» **To do**:
Which lines hold the word "with"? Copy each one.

-------- Data entries

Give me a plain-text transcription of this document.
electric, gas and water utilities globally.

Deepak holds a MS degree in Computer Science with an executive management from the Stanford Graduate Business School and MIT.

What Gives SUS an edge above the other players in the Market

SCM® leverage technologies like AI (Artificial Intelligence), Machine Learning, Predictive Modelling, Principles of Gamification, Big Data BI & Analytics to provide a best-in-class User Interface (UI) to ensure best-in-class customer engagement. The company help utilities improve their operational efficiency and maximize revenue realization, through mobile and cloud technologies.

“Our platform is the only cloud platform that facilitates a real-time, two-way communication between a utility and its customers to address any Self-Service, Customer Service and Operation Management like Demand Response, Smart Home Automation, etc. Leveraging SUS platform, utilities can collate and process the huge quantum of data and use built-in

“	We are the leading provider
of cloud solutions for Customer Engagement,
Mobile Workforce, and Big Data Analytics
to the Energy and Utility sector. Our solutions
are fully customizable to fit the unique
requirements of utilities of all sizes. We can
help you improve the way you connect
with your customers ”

----------------

» **Solution**:
Deepak holds a MS degree in Computer Science with an executive management from the Stanford Graduate Business School and MIT.
with your customers ”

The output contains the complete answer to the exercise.